▶ _What the task asks_: Keep only the lines of the listing that include the word "gartenbesitzer", and copy them.

▶ _Listed records_:
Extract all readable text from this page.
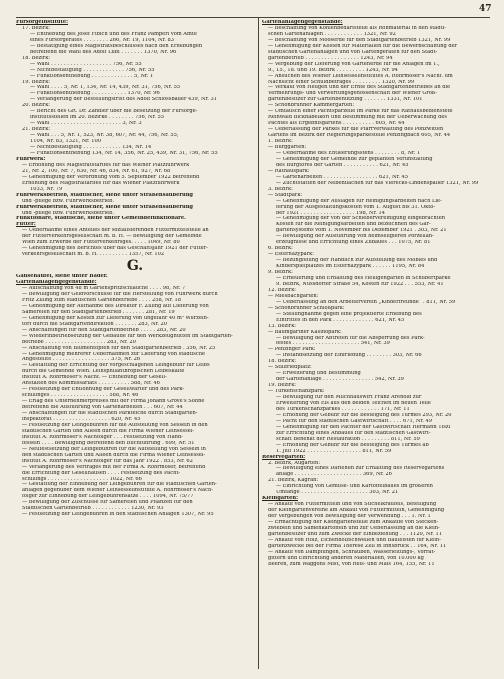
47
Fürsorgeinstitute:
17. Bezirk:
— Enthebung des Josef Fibich und des Franz Pamperl vom Amte
eines Fürsorgerates . . . . . . . . 266, Nr. 19, 1104, Nr. 83
— Bestätigung eines Magistratsbeschlusses nach den Erhebungen
betreffend die Wahl des Adolf Lubi . . . . . . . 1370, Nr. 96
18. Bezirk:
— Wahl . . . . . . . . . . . . . . . . . . . 756, Nr. 55
— Nichtbestätigung . . . . . . . . . . . . . 756, Nr. 55
— Funktionsenthebung . . . . . . . . . . . . . 5, Nr. 1
19. Bezirk:
— Wahl . . . . 5, Nr. 1, 134, Nr. 14, 439, Nr. 31, 756, Nr. 55
— Funktionsenthebung . . . . . . . . . . . 1370, Nr. 96
— Verlängerung der Bestellungsfrist des Adolf Schlossbauer 439, Nr. 31
20. Bezirk:
— Bericht des GR. Dr. Zandler über die Besetzung der Fürsorge-
institutsstellen im 20. Bezirke . . . . . . . . 756, Nr. 55
— Wahl . . . . . . . . . . . . . . . . . . . . . . 3, Nr. 3
21. Bezirk:
— Wahl . . . 5, Nr. 1, 523, Nr. 38, 607, Nr. 44, 756, Nr. 55,
1104, Nr. 83, 1321, Nr. 100
— Nichtbestätigung . . . . . . . . . . . . 134, Nr. 14
— Funktionsenthebung 134, Nr. 14, 356, Nr. 25, 439, Nr. 31, 756, Nr. 55
Fuhrwerk:
— Erhöhung des Magistratstarifes für das Wiener Platzfuhrwerk
21, Nr. 2, 100, Nr. 7, 630, Nr. 46, 834, Nr. 61, 927, Nr. 68
— Genehmigung der Verordnung vom 5. September 1922 betreffend
Erhöhung des Magistraltarifes für das Wiener Platzfuhrwerk
1033, Nr. 79
Fuhrwerksbetrieb, städtischer, siehe unter Straßensäuberung
und -pflege bzw. Fuhrwerksbetrieb.
Fuhrwerksbetrieb, städtischer, siehe unter Straßensäuberung
und -pflege bzw. Fuhrwerksbetrieb.
Funktionäre, städtische, siehe unter Gemeindefunktionäre.
Futter:
— Uebernahme eines Anteiles der sozialisierenden Futtermittelstelle an
der Futterverkehrsgesellschaft m. b. H. — Bewilligung der Gemeinde
Wien zum Erwerbe der Futterverkehrsges. . . . . 1049, Nr. 80
— Genehmigung des Berichtes über das Geschäftsjahr 1921 der Futter-
verkehrsgesellschaft m. b. H. . . . . . . . . . 1357, Nr. 102
G.
Gänsehäufel, siehe unter Bäder.
Gartenanlagengegenstände:
— Aufschaffung von 48 m Gartenspritzschläuche . . . . 98, Nr. 7
— Bewilligung der Geldvorschüsse für die Herstellung von Fuhrwerk durch
Fritz Zilling zum städtischen Gartenbetriebe . . . . 258, Nr. 18
— Genehmigung der Aufnahme des Direktor F. Zilling auf Lieferung von
Sämereien für den Stadtgartenbetrieb . . . . . . . 281, Nr. 19
— Genehmigung der Kosten zur Lieferung von ungefähr 40 m³ Wurzeln-
torf durch die Stadtgartendirektion . . . . . . . 283, Nr. 20
— Anschaffungen für den Stadtgartenbetrieb . . . . . 283, Nr. 20
— Wiederinbetriebsetzung der Gebäude für den Werkzeughütten im Stadtgarten-
betriebe . . . . . . . . . . . . . . . . . . . 283, Nr. 20
— Anschaffung von Blumentöpfen für den Stadtgartenbetrieb . 356, Nr. 25
— Genehmigung mehrerer Uebernahmen zur Lieferung von städtische
Angestellte . . . . . . . . . . . . . . . . . . 375, Nr. 26
— Gestattung der Errichtung der vorgeschlagenen Leihgebühr für Leibs
durch die Gemeinde Wien. Leihsphilanthropischen Leibeskälte
institut A. Rohrmoser's Nachf. — Enthebung der Gesell-
Anstalten des Kommissariats . . . . . . . . . . 588, Nr. 46
— Festsetzung der Entlohnung der Gesellwärter und des Park-
schillinges . . . . . . . . . . . . . . . . . . 588, Nr. 46
— Erlag des Unternehmerpreises mit der Firma Johann Grove's Söhne
betreffend die Ausführung von Gartenarbeiten . . . 607, Nr. 44
— Anschaffungen für die städtischen Parkteiche durch Stadtgarten-
inspektorat . . . . . . . . . . . . . . . . . . 620, Nr. 45
— Festsetzung der Leihgebühren für die Aufstellung von Sesseln in den
städtischen Gärten und Alleen durch die Firma Wiener Leihsessel-
institut A. Rohrmoser's Nachfolger . . . Festsetzung von Hand-
fesseln . . . . Bewilligung betreffend den Buchführung . 699, Nr. 51
— Neufestsetzung der Leihgebühren für die Aufstellung von Sesseln in
den städtischen Gärten und Alleen durch die Firma Wiener Leihsessel-
institut A. Rohrmoser's Nachfolger für das Jahr 1922 . 853, Nr. 62
— Verlängerung des Vertrages mit der Firma A. Rohrmoser, betreffend
die Errichtung der Gesellhausen . . . . Festsetzung des Pacht-
schillings . . . . . . . . . . . . . . . . . . . 1022, Nr. 66
— Gestattung der Einhebung der Leihgebühren für die städtischen Garten-
anlagen gegenüber dem Wiener Leihsesselinstitute A. Rohrmoser's Nach-
folger zur Einhebung der Leihgebührensätze . . . . 1094, Nr. 75/77
— Bewilligung der Zuschüsse für Sämereien und Pflanzen für den
Städtischen Gartenbetrieb . . . . . . . . . . . . 1230, Nr. 93
— Festsetzung der Leihgebühren in den städtischen Anlagen 1307, Nr. 95
Gartenanlagengegenstände:
— Beschaffung von Kohlenbedarfsteile als Rohmaterial in den städti-
schen Gartenanlagen . . . . . . . . . . . . 1321, Nr. 92
— Beschaffung von Mooserde für den Stadtgartenbetrieb 1321, Nr. 99
— Genehmigung der Kosten für Materialien für die Bewerbschaffung der
städtischen Gartenanlagen und von Gartengeräten für den Stadt-
gartenbetrieb . . . . . . . . . . . . . . . . . 1243, Nr. 94
— Vergebung der Lieferung von Gartenerde für die Anlagen im 1.,
9., 15., 18. und 19. Bezirk . . . . . . . . . 1243, Nr. 94
— Ansuchen des Wiener Leihsesselinstitutes A. Rohrmoser's Nachf. um
Nachsicht einer Schuldbetrages . . . . . . . . . 1320, Nr. 99
— Verkauf von Heugen und der Ernte des Stadtgartenbetriebes an die
Vermehrungs- und Verwertungsgenossenschaft der Wiener Groß-
gartenbesitzer zur Gartenbenützung . . . . . . . 1331, Nr. 101
— Schönbrunner Kammergarten:
— Umtausch einer Pachtsparzelle im Parke für das Rathausbedienstete
Reinwald Bicknäbelkorl und Bestimmung mit der Ueberwachung des
Pachtes als Ergebnisgartens . . . . . . . . . . 605, Nr. 44
— Ueberlassung der Parkes für die Pfarrverwaltung des Ponzwitten
Gartens im Bezirk der Regierungsparkestelle Penzingbach 605, Nr. 44
1. Bezirk:
— Burggarten:
— Uebernahme des Entleerungsstens . . . . . . . . 8, Nr. 1
— Genehmigung der Gemeinde zur geplanten Verunstaltung
des Burgtores der Gärten . . . . . . . . . . . 621, Nr. 45
— Rathauspark:
— Gartenarbeiten . . . . . . . . . . . . . . . . . 621, Nr. 45
— Zuchtstätten der Nebenflächen für das Vierecks-Lindenspalier 1321, Nr. 99
3. Bezirk:
— Stadtpark:
— Genehmigung der Auslagen für Reinigungsarbeiten nach Lie-
ferung der Ausgestaltungskosten vom 1. August bis 31. Okto-
ber 1921 . . . . . . . . . . . . . . . . . 198, Nr. 14
— Genehmigung der von der Schiebervereinigung eingebrachten
Kosten für die Reinigungsarbeiten und bezeichnen des Gar-
gartensystems vom 1. November bis Dezember 1921 . 303, Nr. 21
— Bewilligung der Ausführung von heimseligieren Porzellan-
erzeugnisse und Errichtung eines Zubaues . . . 1075, Nr. 81
6. Bezirk:
— Esterhazypark:
— Bezungfeiung der Handlich zur Aufstellung des Möbles und
Kinderspielplatzes im Esterhazypark . . . . . . 1195, Nr. 84
9. Bezirk:
— Erneuerung und Erhaltung des Heiligengarten in Schubertparke
9. Bezirk, Nussdorfer Straße 54, Kosten für 1922 . . . 553, Nr. 41
12. Bezirk:
— Miesbachgarten:
— Ueberlassung an den Arbeiterverein „Kinderfreunde“ . 811, Nr. 59
— Schönbrunner Schloßpark:
— Stellungnahme gegen eine projektierte Erhebung des
Eintrittes in den Park . . . . . . . . . . . . . 621, Nr. 45
13. Bezirk:
— Baumgartner Kasinopark:
— Bewilligung der Abtreten für die Absperrung des Park-
festes . . . . . . . . . . . . . . . . . . . . . 541, Nr. 39
— Penzinger Park:
— Instandsetzung der Einfriedung . . . . . . . . 303, Nr. 66
18. Bezirk:
— Stillfriedplatz:
— Erweiterung und Bestimmung
der Gartenanlage . . . . . . . . . . . . . . . . 542, Nr. 39
19. Bezirk:
— Türkenschanzpark:
— Bewilligung für den Milchhauswirt Franz Arenold zur
Erweiterung von Eis aus den beiden Teichen im neuen Teile
des Türkenschanzparkes . . . . . . . . . . . . 171, Nr. 11
— Erhöhung der Gebühr für die Besteigung des Turmes 293, Nr. 20
— Pacht für den städtischen Gastwirtschaft . . . . 671, Nr. 49
— Genehmigung für den Pächter der Gastwirtschaft Hermann Tiszl
zur Errichtung eines Anbaues für den städtischen Gastwirt-
schaft Benenkt der Restauration . . . . . . . . . 811, Nr. 59
— Erhöhung der Gebühr für die Besteigung des Turmes ab
1. Juli 1922 . . . . . . . . . . . . . . . . . 811, Nr. 59
Reservegärten:
2. Bezirk, Augarten:
— Bewilligung eines Darlehen zur Erhaltung des Reservegartens
anlage . . . . . . . . . . . . . . . . . . . . . 369, Nr. 26
21. Bezirk, Kagran:
— Einrichtung von Gemüse- und Kartoffelbaues im größeren
Umfange . . . . . . . . . . . . . . . . . . . . . 303, Nr. 21
Kleingärten:
— Ankauf von Futtermitteln und von Stichelkraufels, Beteiligung
der Kleingartenvereine am Ankauf von Futtermitteln, Genehmigung
der Vergebungen von Bewilligung der Verwendung . . . 1. Nr. 1
— Ermächtigung der Kleingartenstelle zum Ankaufe von Stecken-
zwiebeln und Samenkartoffeln und zur Ueberlassung an die Klein-
gartenbesitzer und zum Zwecke der Einbeziehung . . . 1120, Nr. 11
— Ankauf von Holz, Eichenholzschwellen und Bauleisten für Klein-
gartenzwecke bei der Firma Therese Zell in Innsbruck . . 164, Nr. 11
— Ankauf von Dämpfungen, Schrauben, Wasserleitungs-, Vorrat-
gittern und Einrichtung anderen Materialien, von 10.000 kg
Beeren, zum Waggons Mist, von Reis- und Mais 164, 155, Nr. 11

▶ _Written solution_:
gartenbesitzer zur Gartenbenützung . . . . . . . 1331, Nr. 101
gartenbesitzer und zum Zwecke der Einbeziehung . . . 1120, Nr. 11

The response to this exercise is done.